Give only one thing: the number of lines that include the word "this".

### [Task data]
-*-
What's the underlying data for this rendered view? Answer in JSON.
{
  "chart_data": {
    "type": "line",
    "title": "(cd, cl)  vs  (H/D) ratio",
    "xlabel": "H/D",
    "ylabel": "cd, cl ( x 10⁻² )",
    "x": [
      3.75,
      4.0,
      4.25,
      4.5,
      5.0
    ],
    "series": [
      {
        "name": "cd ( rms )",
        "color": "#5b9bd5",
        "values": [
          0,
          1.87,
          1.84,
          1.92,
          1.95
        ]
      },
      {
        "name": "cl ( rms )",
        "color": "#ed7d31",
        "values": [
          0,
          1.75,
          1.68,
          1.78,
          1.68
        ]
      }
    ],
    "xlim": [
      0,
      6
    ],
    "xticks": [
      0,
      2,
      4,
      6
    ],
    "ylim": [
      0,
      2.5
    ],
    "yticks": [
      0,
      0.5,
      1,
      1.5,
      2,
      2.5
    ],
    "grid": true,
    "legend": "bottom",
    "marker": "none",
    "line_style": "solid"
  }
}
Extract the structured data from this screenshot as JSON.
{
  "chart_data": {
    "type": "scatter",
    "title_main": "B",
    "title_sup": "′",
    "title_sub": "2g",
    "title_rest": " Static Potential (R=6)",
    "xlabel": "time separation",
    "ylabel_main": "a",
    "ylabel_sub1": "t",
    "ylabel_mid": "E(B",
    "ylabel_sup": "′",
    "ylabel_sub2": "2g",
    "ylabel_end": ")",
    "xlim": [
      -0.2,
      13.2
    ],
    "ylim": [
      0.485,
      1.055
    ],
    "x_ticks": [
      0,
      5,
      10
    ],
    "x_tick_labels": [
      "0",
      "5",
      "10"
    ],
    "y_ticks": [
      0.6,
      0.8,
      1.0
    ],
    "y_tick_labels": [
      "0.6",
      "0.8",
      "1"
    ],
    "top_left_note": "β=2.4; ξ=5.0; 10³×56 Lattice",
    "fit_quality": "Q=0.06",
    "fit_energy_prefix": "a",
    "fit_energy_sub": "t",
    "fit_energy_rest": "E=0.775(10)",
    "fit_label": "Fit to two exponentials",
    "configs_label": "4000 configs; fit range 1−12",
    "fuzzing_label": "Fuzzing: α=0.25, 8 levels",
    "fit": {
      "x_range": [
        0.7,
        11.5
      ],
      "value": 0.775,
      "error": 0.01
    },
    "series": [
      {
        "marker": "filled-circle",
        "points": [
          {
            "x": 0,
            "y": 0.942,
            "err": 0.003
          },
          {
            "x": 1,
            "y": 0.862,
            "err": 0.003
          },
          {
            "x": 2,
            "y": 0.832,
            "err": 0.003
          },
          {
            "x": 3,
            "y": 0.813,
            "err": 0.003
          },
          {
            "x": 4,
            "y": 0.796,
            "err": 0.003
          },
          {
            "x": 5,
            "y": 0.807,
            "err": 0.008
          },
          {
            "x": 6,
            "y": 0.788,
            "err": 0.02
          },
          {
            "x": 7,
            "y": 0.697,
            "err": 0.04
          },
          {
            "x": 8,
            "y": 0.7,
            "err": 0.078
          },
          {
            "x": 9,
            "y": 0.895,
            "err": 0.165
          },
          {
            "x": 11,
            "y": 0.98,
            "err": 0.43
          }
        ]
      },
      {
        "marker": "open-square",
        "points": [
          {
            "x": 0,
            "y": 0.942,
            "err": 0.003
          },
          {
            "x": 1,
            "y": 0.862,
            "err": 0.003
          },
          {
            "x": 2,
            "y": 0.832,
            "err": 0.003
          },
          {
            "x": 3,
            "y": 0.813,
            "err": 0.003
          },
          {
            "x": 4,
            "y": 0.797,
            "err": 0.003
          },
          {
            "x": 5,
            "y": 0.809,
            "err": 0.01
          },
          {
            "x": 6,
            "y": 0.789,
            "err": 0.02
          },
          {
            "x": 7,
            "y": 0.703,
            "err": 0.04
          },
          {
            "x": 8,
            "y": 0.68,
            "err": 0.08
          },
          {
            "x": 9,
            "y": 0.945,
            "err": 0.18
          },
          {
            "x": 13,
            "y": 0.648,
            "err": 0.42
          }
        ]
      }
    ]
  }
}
-*-
### [Written answer]
2